- Exercise description -
Write out the full listing again, exactly as it stands.

- Raw records -
--------------------------------

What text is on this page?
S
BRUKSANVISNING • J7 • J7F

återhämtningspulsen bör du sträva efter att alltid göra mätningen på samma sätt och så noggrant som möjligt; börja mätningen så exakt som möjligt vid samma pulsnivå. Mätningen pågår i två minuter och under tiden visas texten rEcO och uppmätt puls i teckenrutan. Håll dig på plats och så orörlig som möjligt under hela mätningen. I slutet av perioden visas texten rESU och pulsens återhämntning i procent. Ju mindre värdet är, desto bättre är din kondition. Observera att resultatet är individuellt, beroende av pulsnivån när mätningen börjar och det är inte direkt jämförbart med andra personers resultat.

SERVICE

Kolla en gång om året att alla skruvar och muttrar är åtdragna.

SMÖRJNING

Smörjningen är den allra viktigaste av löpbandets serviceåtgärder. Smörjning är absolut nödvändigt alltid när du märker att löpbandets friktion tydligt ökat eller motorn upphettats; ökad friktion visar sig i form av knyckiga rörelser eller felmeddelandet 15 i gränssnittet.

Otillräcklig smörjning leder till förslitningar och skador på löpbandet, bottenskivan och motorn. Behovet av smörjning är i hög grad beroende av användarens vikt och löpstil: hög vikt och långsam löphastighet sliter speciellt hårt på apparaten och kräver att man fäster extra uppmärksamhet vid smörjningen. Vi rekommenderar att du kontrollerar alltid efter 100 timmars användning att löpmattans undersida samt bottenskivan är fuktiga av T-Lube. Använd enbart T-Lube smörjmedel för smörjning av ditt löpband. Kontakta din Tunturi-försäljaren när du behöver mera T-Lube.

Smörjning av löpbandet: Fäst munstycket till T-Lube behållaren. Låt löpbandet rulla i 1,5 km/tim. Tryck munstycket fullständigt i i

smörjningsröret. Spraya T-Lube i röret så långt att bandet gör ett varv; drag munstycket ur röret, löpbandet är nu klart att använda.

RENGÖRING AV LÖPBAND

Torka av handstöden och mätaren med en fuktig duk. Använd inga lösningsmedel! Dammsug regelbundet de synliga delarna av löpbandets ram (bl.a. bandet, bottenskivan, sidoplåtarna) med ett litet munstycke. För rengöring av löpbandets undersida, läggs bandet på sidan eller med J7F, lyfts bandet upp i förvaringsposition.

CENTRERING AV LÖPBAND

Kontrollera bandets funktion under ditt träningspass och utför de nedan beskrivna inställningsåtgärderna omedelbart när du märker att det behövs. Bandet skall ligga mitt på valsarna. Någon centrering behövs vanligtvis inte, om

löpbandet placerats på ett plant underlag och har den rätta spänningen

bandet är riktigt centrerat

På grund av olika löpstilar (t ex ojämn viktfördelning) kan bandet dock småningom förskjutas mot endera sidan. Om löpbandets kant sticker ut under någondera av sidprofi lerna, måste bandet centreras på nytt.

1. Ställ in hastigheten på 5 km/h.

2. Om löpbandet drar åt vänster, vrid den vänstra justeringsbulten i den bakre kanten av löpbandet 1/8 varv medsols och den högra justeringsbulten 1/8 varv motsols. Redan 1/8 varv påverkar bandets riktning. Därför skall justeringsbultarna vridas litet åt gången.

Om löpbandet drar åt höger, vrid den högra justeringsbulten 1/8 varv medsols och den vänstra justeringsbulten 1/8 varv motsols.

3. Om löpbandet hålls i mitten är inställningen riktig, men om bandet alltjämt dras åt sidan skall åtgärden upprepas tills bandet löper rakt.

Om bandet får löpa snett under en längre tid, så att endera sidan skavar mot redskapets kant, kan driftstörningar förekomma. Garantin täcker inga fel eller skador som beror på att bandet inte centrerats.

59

--------------------------------

- Reply -
What text is on this page?
S
BRUKSANVISNING • J7 • J7F

återhämtningspulsen bör du sträva efter att alltid göra mätningen på samma sätt och så noggrant som möjligt; börja mätningen så exakt som möjligt vid samma pulsnivå. Mätningen pågår i två minuter och under tiden visas texten rEcO och uppmätt puls i teckenrutan. Håll dig på plats och så orörlig som möjligt under hela mätningen. I slutet av perioden visas texten rESU och pulsens återhämntning i procent. Ju mindre värdet är, desto bättre är din kondition. Observera att resultatet är individuellt, beroende av pulsnivån när mätningen börjar och det är inte direkt jämförbart med andra personers resultat.

SERVICE

Kolla en gång om året att alla skruvar och muttrar är åtdragna.

SMÖRJNING

Smörjningen är den allra viktigaste av löpbandets serviceåtgärder. Smörjning är absolut nödvändigt alltid när du märker att löpbandets friktion tydligt ökat eller motorn upphettats; ökad friktion visar sig i form av knyckiga rörelser eller felmeddelandet 15 i gränssnittet.

Otillräcklig smörjning leder till förslitningar och skador på löpbandet, bottenskivan och motorn. Behovet av smörjning är i hög grad beroende av användarens vikt och löpstil: hög vikt och långsam löphastighet sliter speciellt hårt på apparaten och kräver att man fäster extra uppmärksamhet vid smörjningen. Vi rekommenderar att du kontrollerar alltid efter 100 timmars användning att löpmattans undersida samt bottenskivan är fuktiga av T-Lube. Använd enbart T-Lube smörjmedel för smörjning av ditt löpband. Kontakta din Tunturi-försäljaren när du behöver mera T-Lube.

Smörjning av löpbandet: Fäst munstycket till T-Lube behållaren. Låt löpbandet rulla i 1,5 km/tim. Tryck munstycket fullständigt i i

smörjningsröret. Spraya T-Lube i röret så långt att bandet gör ett varv; drag munstycket ur röret, löpbandet är nu klart att använda.

RENGÖRING AV LÖPBAND

Torka av handstöden och mätaren med en fuktig duk. Använd inga lösningsmedel! Dammsug regelbundet de synliga delarna av löpbandets ram (bl.a. bandet, bottenskivan, sidoplåtarna) med ett litet munstycke. För rengöring av löpbandets undersida, läggs bandet på sidan eller med J7F, lyfts bandet upp i förvaringsposition.

CENTRERING AV LÖPBAND

Kontrollera bandets funktion under ditt träningspass och utför de nedan beskrivna inställningsåtgärderna omedelbart när du märker att det behövs. Bandet skall ligga mitt på valsarna. Någon centrering behövs vanligtvis inte, om

löpbandet placerats på ett plant underlag och har den rätta spänningen

bandet är riktigt centrerat

På grund av olika löpstilar (t ex ojämn viktfördelning) kan bandet dock småningom förskjutas mot endera sidan. Om löpbandets kant sticker ut under någondera av sidprofi lerna, måste bandet centreras på nytt.

1. Ställ in hastigheten på 5 km/h.

2. Om löpbandet drar åt vänster, vrid den vänstra justeringsbulten i den bakre kanten av löpbandet 1/8 varv medsols och den högra justeringsbulten 1/8 varv motsols. Redan 1/8 varv påverkar bandets riktning. Därför skall justeringsbultarna vridas litet åt gången.

Om löpbandet drar åt höger, vrid den högra justeringsbulten 1/8 varv medsols och den vänstra justeringsbulten 1/8 varv motsols.

3. Om löpbandet hålls i mitten är inställningen riktig, men om bandet alltjämt dras åt sidan skall åtgärden upprepas tills bandet löper rakt.

Om bandet får löpa snett under en längre tid, så att endera sidan skavar mot redskapets kant, kan driftstörningar förekomma. Garantin täcker inga fel eller skador som beror på att bandet inte centrerats.

59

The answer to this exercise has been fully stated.